(Rows from a dataset)
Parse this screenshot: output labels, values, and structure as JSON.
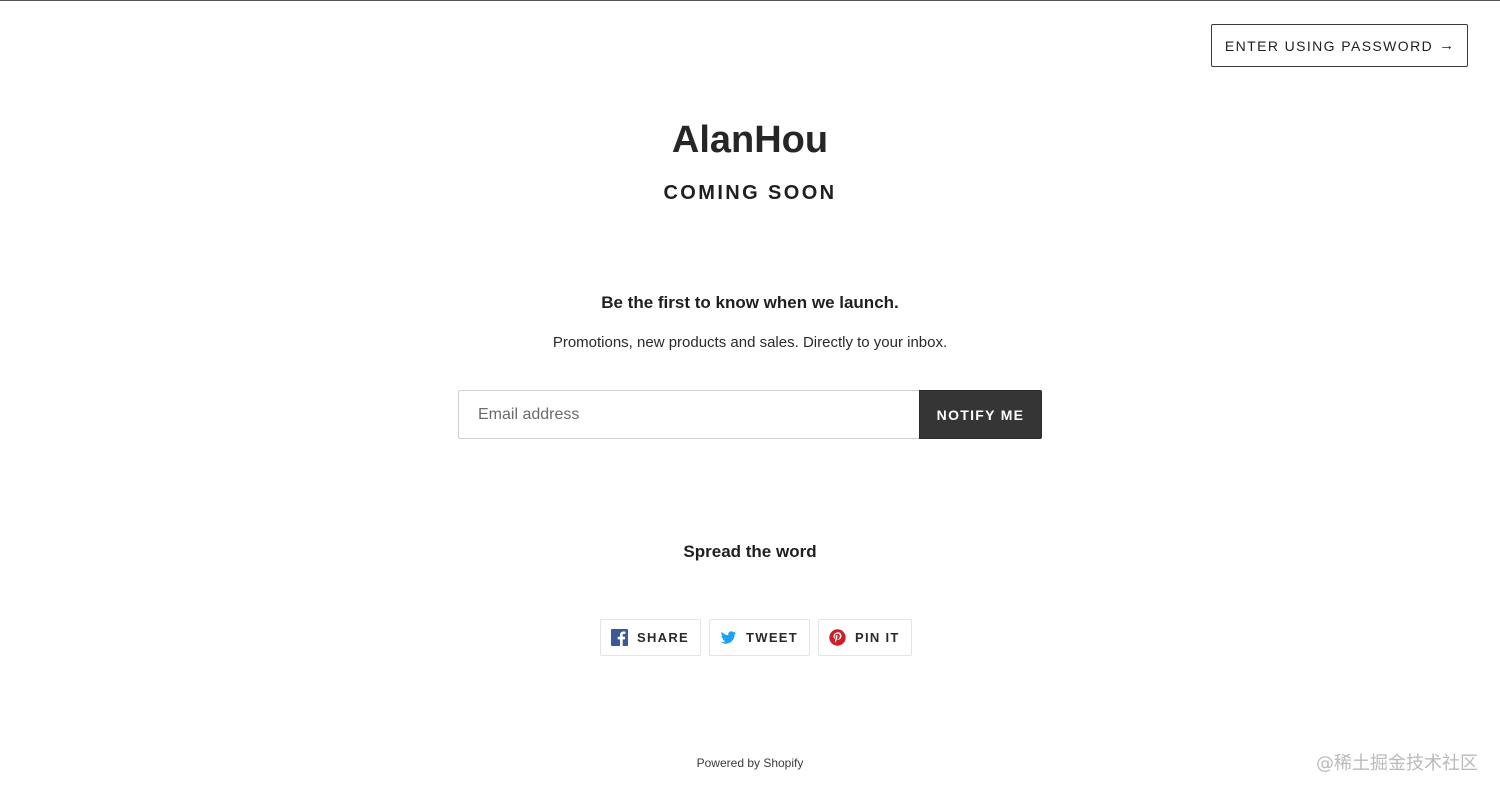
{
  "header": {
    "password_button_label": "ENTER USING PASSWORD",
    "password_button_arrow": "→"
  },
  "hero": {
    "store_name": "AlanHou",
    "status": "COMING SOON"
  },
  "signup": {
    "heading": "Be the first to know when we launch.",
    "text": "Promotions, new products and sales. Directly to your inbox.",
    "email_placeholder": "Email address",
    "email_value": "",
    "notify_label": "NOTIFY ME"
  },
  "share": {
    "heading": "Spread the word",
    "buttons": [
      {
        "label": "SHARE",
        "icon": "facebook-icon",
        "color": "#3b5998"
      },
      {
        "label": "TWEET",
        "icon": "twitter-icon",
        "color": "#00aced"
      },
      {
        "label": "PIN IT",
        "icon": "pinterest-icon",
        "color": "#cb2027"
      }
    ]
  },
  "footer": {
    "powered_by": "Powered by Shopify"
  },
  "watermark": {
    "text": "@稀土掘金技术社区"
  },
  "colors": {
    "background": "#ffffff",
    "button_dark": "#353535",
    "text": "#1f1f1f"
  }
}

| WORK TO COMPLETE |
Report only the number of lines that hold the string "heading" in this listing.

| EXERCISE SOLUTION |
2